Short task —
Set down the material below word for word, excluding the pictures.

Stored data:
--- START ---

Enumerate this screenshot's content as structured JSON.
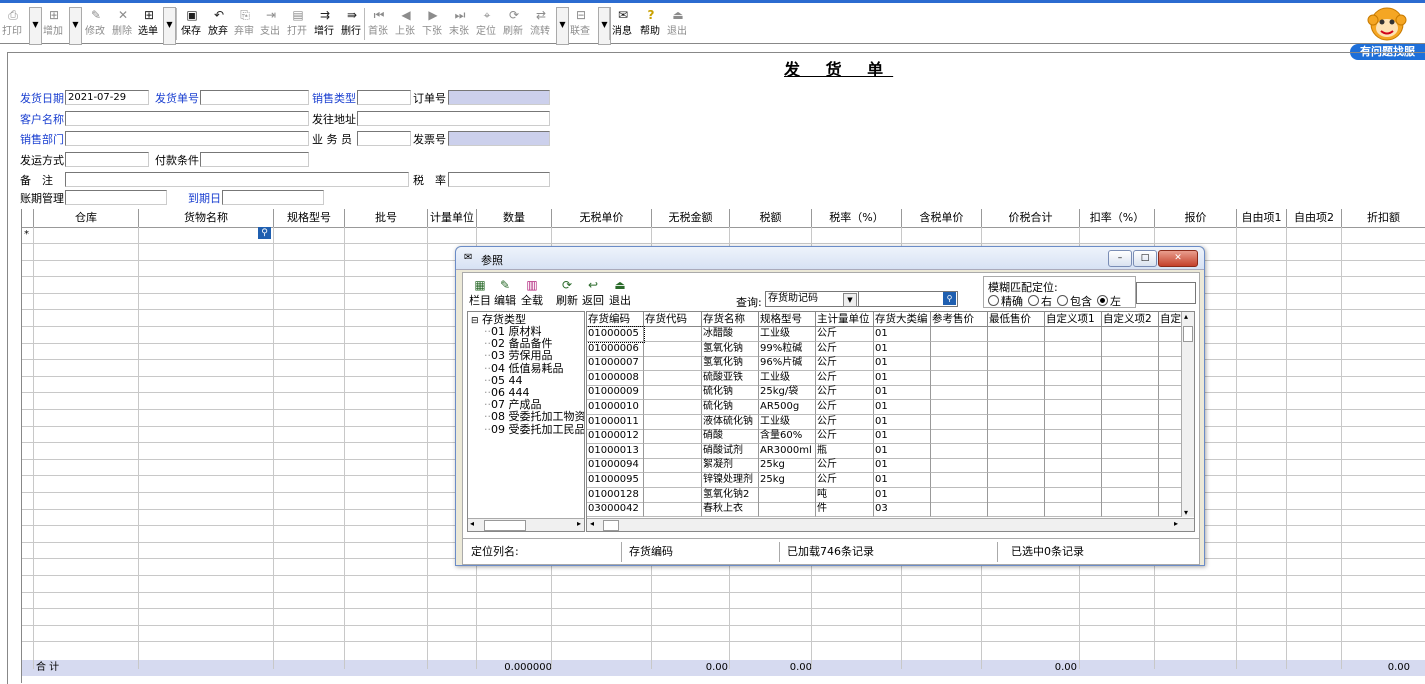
{
  "toolbar": {
    "buttons": [
      {
        "id": "print",
        "label": "打印",
        "icon": "printer-icon",
        "enabled": false
      },
      {
        "id": "add",
        "label": "增加",
        "icon": "add-doc-icon",
        "enabled": false
      },
      {
        "id": "modify",
        "label": "修改",
        "icon": "edit-icon",
        "enabled": false
      },
      {
        "id": "delete",
        "label": "删除",
        "icon": "delete-icon",
        "enabled": false
      },
      {
        "id": "select",
        "label": "选单",
        "icon": "select-icon",
        "enabled": true
      },
      {
        "id": "save",
        "label": "保存",
        "icon": "save-icon",
        "enabled": true
      },
      {
        "id": "abandon",
        "label": "放弃",
        "icon": "undo-icon",
        "enabled": true
      },
      {
        "id": "abandon_audit",
        "label": "弃审",
        "icon": "unaudit-icon",
        "enabled": false
      },
      {
        "id": "pay",
        "label": "支出",
        "icon": "pay-icon",
        "enabled": false
      },
      {
        "id": "open",
        "label": "打开",
        "icon": "open-icon",
        "enabled": false
      },
      {
        "id": "add_row",
        "label": "增行",
        "icon": "add-row-icon",
        "enabled": true
      },
      {
        "id": "del_row",
        "label": "删行",
        "icon": "del-row-icon",
        "enabled": true
      },
      {
        "id": "first",
        "label": "首张",
        "icon": "first-icon",
        "enabled": false
      },
      {
        "id": "prev",
        "label": "上张",
        "icon": "prev-icon",
        "enabled": false
      },
      {
        "id": "next",
        "label": "下张",
        "icon": "next-icon",
        "enabled": false
      },
      {
        "id": "last",
        "label": "末张",
        "icon": "last-icon",
        "enabled": false
      },
      {
        "id": "locate",
        "label": "定位",
        "icon": "locate-icon",
        "enabled": false
      },
      {
        "id": "refresh",
        "label": "刷新",
        "icon": "refresh-icon",
        "enabled": false
      },
      {
        "id": "flow",
        "label": "流转",
        "icon": "flow-icon",
        "enabled": false
      },
      {
        "id": "link",
        "label": "联查",
        "icon": "link-query-icon",
        "enabled": false
      },
      {
        "id": "message",
        "label": "消息",
        "icon": "message-icon",
        "enabled": true
      },
      {
        "id": "help",
        "label": "帮助",
        "icon": "help-icon",
        "enabled": true
      },
      {
        "id": "exit",
        "label": "退出",
        "icon": "exit-icon",
        "enabled": false
      }
    ],
    "help_link": "有问题找服"
  },
  "form": {
    "title": "发 货 单",
    "fields": {
      "ship_date_label": "发货日期",
      "ship_date": "2021-07-29",
      "ship_no_label": "发货单号",
      "sales_type_label": "销售类型",
      "order_no_label": "订单号",
      "customer_label": "客户名称",
      "ship_addr_label": "发往地址",
      "sales_dept_label": "销售部门",
      "salesman_label": "业 务 员",
      "invoice_no_label": "发票号",
      "ship_method_label": "发运方式",
      "pay_terms_label": "付款条件",
      "remark_label": "备　注",
      "tax_rate_label": "税　率",
      "period_mgmt_label": "账期管理",
      "due_date_label": "到期日"
    }
  },
  "grid": {
    "columns": [
      "仓库",
      "货物名称",
      "规格型号",
      "批号",
      "计量单位",
      "数量",
      "无税单价",
      "无税金额",
      "税额",
      "税率（%）",
      "含税单价",
      "价税合计",
      "扣率（%）",
      "报价",
      "自由项1",
      "自由项2",
      "折扣额"
    ],
    "new_row_marker": "*",
    "total_label": "合 计",
    "totals": {
      "qty": "0.000000",
      "amount": "0.00",
      "tax": "0.00",
      "total": "0.00",
      "discount": "0.00"
    }
  },
  "dialog": {
    "title": "参照",
    "toolbar": [
      {
        "label": "栏目",
        "icon": "columns-icon"
      },
      {
        "label": "编辑",
        "icon": "edit-icon"
      },
      {
        "label": "全载",
        "icon": "load-all-icon"
      },
      {
        "label": "刷新",
        "icon": "refresh-icon"
      },
      {
        "label": "返回",
        "icon": "return-icon"
      },
      {
        "label": "退出",
        "icon": "exit-icon"
      }
    ],
    "query_label": "查询:",
    "query_select": "存货助记码",
    "fuzzy_label": "模糊匹配定位:",
    "radio_options": [
      "精确",
      "右",
      "包含",
      "左"
    ],
    "radio_selected": "左",
    "tree": {
      "root": "存货类型",
      "items": [
        "01 原材料",
        "02 备品备件",
        "03 劳保用品",
        "04 低值易耗品",
        "05 44",
        "06 444",
        "07 产成品",
        "08 受委托加工物资",
        "09 受委托加工民品"
      ]
    },
    "columns": [
      "存货编码",
      "存货代码",
      "存货名称",
      "规格型号",
      "主计量单位",
      "存货大类编",
      "参考售价",
      "最低售价",
      "自定义项1",
      "自定义项2",
      "自定"
    ],
    "rows": [
      [
        "01000005",
        "",
        "冰醋酸",
        "工业级",
        "公斤",
        "01"
      ],
      [
        "01000006",
        "",
        "氢氧化钠",
        "99%粒碱",
        "公斤",
        "01"
      ],
      [
        "01000007",
        "",
        "氢氧化钠",
        "96%片碱",
        "公斤",
        "01"
      ],
      [
        "01000008",
        "",
        "硫酸亚铁",
        "工业级",
        "公斤",
        "01"
      ],
      [
        "01000009",
        "",
        "硫化钠",
        "25kg/袋",
        "公斤",
        "01"
      ],
      [
        "01000010",
        "",
        "硫化钠",
        "AR500g",
        "公斤",
        "01"
      ],
      [
        "01000011",
        "",
        "液体硫化钠",
        "工业级",
        "公斤",
        "01"
      ],
      [
        "01000012",
        "",
        "硝酸",
        "含量60%",
        "公斤",
        "01"
      ],
      [
        "01000013",
        "",
        "硝酸试剂",
        "AR3000ml",
        "瓶",
        "01"
      ],
      [
        "01000094",
        "",
        "絮凝剂",
        "25kg",
        "公斤",
        "01"
      ],
      [
        "01000095",
        "",
        "锌镍处理剂",
        "25kg",
        "公斤",
        "01"
      ],
      [
        "01000128",
        "",
        "氢氧化钠2",
        "",
        "吨",
        "01"
      ],
      [
        "03000042",
        "",
        "春秋上衣",
        "",
        "件",
        "03"
      ]
    ],
    "status": {
      "locate_label": "定位列名:",
      "locate_col": "存货编码",
      "loaded": "已加载746条记录",
      "selected": "已选中0条记录"
    }
  }
}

--- END ---

Written response —
Enumerate this screenshot's content as structured JSON.
{
  "toolbar": {
    "buttons": [
      {
        "id": "print",
        "label": "打印",
        "icon": "printer-icon",
        "enabled": false
      },
      {
        "id": "add",
        "label": "增加",
        "icon": "add-doc-icon",
        "enabled": false
      },
      {
        "id": "modify",
        "label": "修改",
        "icon": "edit-icon",
        "enabled": false
      },
      {
        "id": "delete",
        "label": "删除",
        "icon": "delete-icon",
        "enabled": false
      },
      {
        "id": "select",
        "label": "选单",
        "icon": "select-icon",
        "enabled": true
      },
      {
        "id": "save",
        "label": "保存",
        "icon": "save-icon",
        "enabled": true
      },
      {
        "id": "abandon",
        "label": "放弃",
        "icon": "undo-icon",
        "enabled": true
      },
      {
        "id": "abandon_audit",
        "label": "弃审",
        "icon": "unaudit-icon",
        "enabled": false
      },
      {
        "id": "pay",
        "label": "支出",
        "icon": "pay-icon",
        "enabled": false
      },
      {
        "id": "open",
        "label": "打开",
        "icon": "open-icon",
        "enabled": false
      },
      {
        "id": "add_row",
        "label": "增行",
        "icon": "add-row-icon",
        "enabled": true
      },
      {
        "id": "del_row",
        "label": "删行",
        "icon": "del-row-icon",
        "enabled": true
      },
      {
        "id": "first",
        "label": "首张",
        "icon": "first-icon",
        "enabled": false
      },
      {
        "id": "prev",
        "label": "上张",
        "icon": "prev-icon",
        "enabled": false
      },
      {
        "id": "next",
        "label": "下张",
        "icon": "next-icon",
        "enabled": false
      },
      {
        "id": "last",
        "label": "末张",
        "icon": "last-icon",
        "enabled": false
      },
      {
        "id": "locate",
        "label": "定位",
        "icon": "locate-icon",
        "enabled": false
      },
      {
        "id": "refresh",
        "label": "刷新",
        "icon": "refresh-icon",
        "enabled": false
      },
      {
        "id": "flow",
        "label": "流转",
        "icon": "flow-icon",
        "enabled": false
      },
      {
        "id": "link",
        "label": "联查",
        "icon": "link-query-icon",
        "enabled": false
      },
      {
        "id": "message",
        "label": "消息",
        "icon": "message-icon",
        "enabled": true
      },
      {
        "id": "help",
        "label": "帮助",
        "icon": "help-icon",
        "enabled": true
      },
      {
        "id": "exit",
        "label": "退出",
        "icon": "exit-icon",
        "enabled": false
      }
    ],
    "help_link": "有问题找服"
  },
  "form": {
    "title": "发 货 单",
    "fields": {
      "ship_date_label": "发货日期",
      "ship_date": "2021-07-29",
      "ship_no_label": "发货单号",
      "sales_type_label": "销售类型",
      "order_no_label": "订单号",
      "customer_label": "客户名称",
      "ship_addr_label": "发往地址",
      "sales_dept_label": "销售部门",
      "salesman_label": "业 务 员",
      "invoice_no_label": "发票号",
      "ship_method_label": "发运方式",
      "pay_terms_label": "付款条件",
      "remark_label": "备　注",
      "tax_rate_label": "税　率",
      "period_mgmt_label": "账期管理",
      "due_date_label": "到期日"
    }
  },
  "grid": {
    "columns": [
      "仓库",
      "货物名称",
      "规格型号",
      "批号",
      "计量单位",
      "数量",
      "无税单价",
      "无税金额",
      "税额",
      "税率（%）",
      "含税单价",
      "价税合计",
      "扣率（%）",
      "报价",
      "自由项1",
      "自由项2",
      "折扣额"
    ],
    "new_row_marker": "*",
    "total_label": "合 计",
    "totals": {
      "qty": "0.000000",
      "amount": "0.00",
      "tax": "0.00",
      "total": "0.00",
      "discount": "0.00"
    }
  },
  "dialog": {
    "title": "参照",
    "toolbar": [
      {
        "label": "栏目",
        "icon": "columns-icon"
      },
      {
        "label": "编辑",
        "icon": "edit-icon"
      },
      {
        "label": "全载",
        "icon": "load-all-icon"
      },
      {
        "label": "刷新",
        "icon": "refresh-icon"
      },
      {
        "label": "返回",
        "icon": "return-icon"
      },
      {
        "label": "退出",
        "icon": "exit-icon"
      }
    ],
    "query_label": "查询:",
    "query_select": "存货助记码",
    "fuzzy_label": "模糊匹配定位:",
    "radio_options": [
      "精确",
      "右",
      "包含",
      "左"
    ],
    "radio_selected": "左",
    "tree": {
      "root": "存货类型",
      "items": [
        "01 原材料",
        "02 备品备件",
        "03 劳保用品",
        "04 低值易耗品",
        "05 44",
        "06 444",
        "07 产成品",
        "08 受委托加工物资",
        "09 受委托加工民品"
      ]
    },
    "columns": [
      "存货编码",
      "存货代码",
      "存货名称",
      "规格型号",
      "主计量单位",
      "存货大类编",
      "参考售价",
      "最低售价",
      "自定义项1",
      "自定义项2",
      "自定"
    ],
    "rows": [
      [
        "01000005",
        "",
        "冰醋酸",
        "工业级",
        "公斤",
        "01"
      ],
      [
        "01000006",
        "",
        "氢氧化钠",
        "99%粒碱",
        "公斤",
        "01"
      ],
      [
        "01000007",
        "",
        "氢氧化钠",
        "96%片碱",
        "公斤",
        "01"
      ],
      [
        "01000008",
        "",
        "硫酸亚铁",
        "工业级",
        "公斤",
        "01"
      ],
      [
        "01000009",
        "",
        "硫化钠",
        "25kg/袋",
        "公斤",
        "01"
      ],
      [
        "01000010",
        "",
        "硫化钠",
        "AR500g",
        "公斤",
        "01"
      ],
      [
        "01000011",
        "",
        "液体硫化钠",
        "工业级",
        "公斤",
        "01"
      ],
      [
        "01000012",
        "",
        "硝酸",
        "含量60%",
        "公斤",
        "01"
      ],
      [
        "01000013",
        "",
        "硝酸试剂",
        "AR3000ml",
        "瓶",
        "01"
      ],
      [
        "01000094",
        "",
        "絮凝剂",
        "25kg",
        "公斤",
        "01"
      ],
      [
        "01000095",
        "",
        "锌镍处理剂",
        "25kg",
        "公斤",
        "01"
      ],
      [
        "01000128",
        "",
        "氢氧化钠2",
        "",
        "吨",
        "01"
      ],
      [
        "03000042",
        "",
        "春秋上衣",
        "",
        "件",
        "03"
      ]
    ],
    "status": {
      "locate_label": "定位列名:",
      "locate_col": "存货编码",
      "loaded": "已加载746条记录",
      "selected": "已选中0条记录"
    }
  }
}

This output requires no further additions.